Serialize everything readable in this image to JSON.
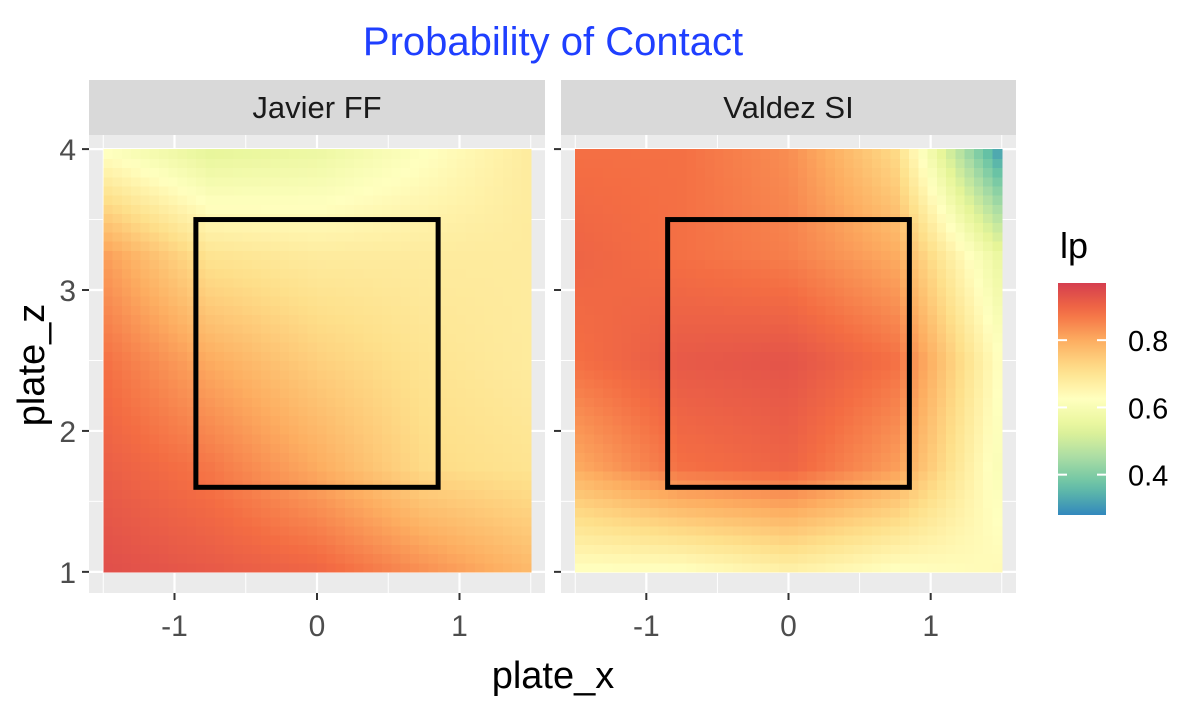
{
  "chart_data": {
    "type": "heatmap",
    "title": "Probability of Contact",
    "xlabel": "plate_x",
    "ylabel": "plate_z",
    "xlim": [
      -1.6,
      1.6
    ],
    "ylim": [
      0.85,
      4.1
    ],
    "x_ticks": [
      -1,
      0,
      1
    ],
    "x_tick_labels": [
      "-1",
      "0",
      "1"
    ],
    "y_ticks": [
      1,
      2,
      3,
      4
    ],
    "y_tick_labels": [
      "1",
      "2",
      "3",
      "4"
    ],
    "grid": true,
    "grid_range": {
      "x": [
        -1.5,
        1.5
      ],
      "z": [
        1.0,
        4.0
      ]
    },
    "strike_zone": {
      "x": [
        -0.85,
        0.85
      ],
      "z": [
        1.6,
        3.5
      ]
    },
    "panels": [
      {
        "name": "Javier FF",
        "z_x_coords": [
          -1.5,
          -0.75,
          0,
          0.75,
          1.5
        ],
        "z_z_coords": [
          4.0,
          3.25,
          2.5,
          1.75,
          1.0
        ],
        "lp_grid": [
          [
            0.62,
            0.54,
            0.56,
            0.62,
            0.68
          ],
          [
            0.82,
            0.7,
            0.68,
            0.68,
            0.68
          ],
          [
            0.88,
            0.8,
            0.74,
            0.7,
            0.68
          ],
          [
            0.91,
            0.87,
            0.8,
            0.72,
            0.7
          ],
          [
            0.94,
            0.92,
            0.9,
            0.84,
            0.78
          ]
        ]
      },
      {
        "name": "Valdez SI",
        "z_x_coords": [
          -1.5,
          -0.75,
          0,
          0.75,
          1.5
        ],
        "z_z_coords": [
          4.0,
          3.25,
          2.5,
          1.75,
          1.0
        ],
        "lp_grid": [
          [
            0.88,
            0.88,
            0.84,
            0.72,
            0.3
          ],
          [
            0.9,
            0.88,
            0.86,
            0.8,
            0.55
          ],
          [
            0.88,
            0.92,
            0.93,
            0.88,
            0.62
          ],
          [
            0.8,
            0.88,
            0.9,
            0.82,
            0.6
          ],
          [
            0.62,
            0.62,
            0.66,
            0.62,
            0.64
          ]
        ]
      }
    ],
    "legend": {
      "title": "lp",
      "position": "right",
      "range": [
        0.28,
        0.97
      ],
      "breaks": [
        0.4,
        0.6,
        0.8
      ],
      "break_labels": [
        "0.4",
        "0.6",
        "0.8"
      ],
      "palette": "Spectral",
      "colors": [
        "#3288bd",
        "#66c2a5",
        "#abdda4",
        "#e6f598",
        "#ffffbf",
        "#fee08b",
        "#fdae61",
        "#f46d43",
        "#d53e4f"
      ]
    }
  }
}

* * *

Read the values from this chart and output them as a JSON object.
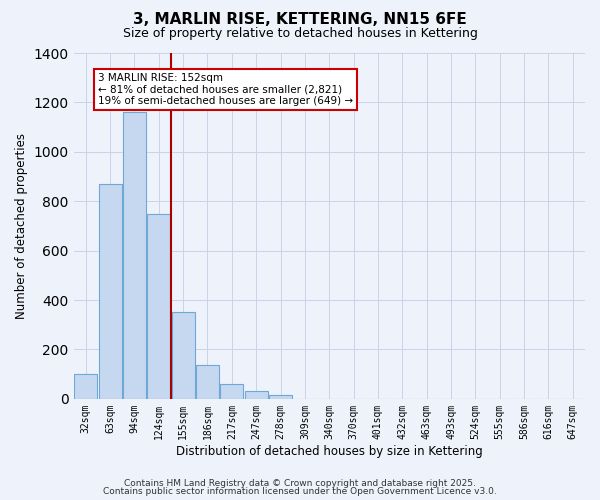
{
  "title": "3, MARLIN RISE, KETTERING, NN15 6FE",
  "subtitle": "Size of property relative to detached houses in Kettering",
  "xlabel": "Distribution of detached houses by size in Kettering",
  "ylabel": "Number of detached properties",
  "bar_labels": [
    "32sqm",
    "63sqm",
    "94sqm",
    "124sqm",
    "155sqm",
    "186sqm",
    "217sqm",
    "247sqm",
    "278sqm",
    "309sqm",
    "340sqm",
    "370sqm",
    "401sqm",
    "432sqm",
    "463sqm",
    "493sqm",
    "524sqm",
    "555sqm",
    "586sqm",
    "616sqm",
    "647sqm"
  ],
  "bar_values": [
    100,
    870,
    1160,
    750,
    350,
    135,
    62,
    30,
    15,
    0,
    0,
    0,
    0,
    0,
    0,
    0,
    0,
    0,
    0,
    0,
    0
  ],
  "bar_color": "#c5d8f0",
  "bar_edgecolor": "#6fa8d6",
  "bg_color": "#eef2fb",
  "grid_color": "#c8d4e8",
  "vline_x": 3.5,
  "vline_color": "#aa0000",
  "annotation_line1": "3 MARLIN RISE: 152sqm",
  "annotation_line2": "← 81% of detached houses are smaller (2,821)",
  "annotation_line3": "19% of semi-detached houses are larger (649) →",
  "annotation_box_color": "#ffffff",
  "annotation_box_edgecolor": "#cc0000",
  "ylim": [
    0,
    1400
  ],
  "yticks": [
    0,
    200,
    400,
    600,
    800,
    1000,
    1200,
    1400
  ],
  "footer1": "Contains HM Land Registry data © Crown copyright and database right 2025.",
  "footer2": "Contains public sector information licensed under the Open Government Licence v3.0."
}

#### [What is required]
Your task is to pick out every line with the string "MARLIN" and copy it.

#### [Final result]
  "title": "3, MARLIN RISE, KETTERING, NN15 6FE",
  "annotation_line1": "3 MARLIN RISE: 152sqm",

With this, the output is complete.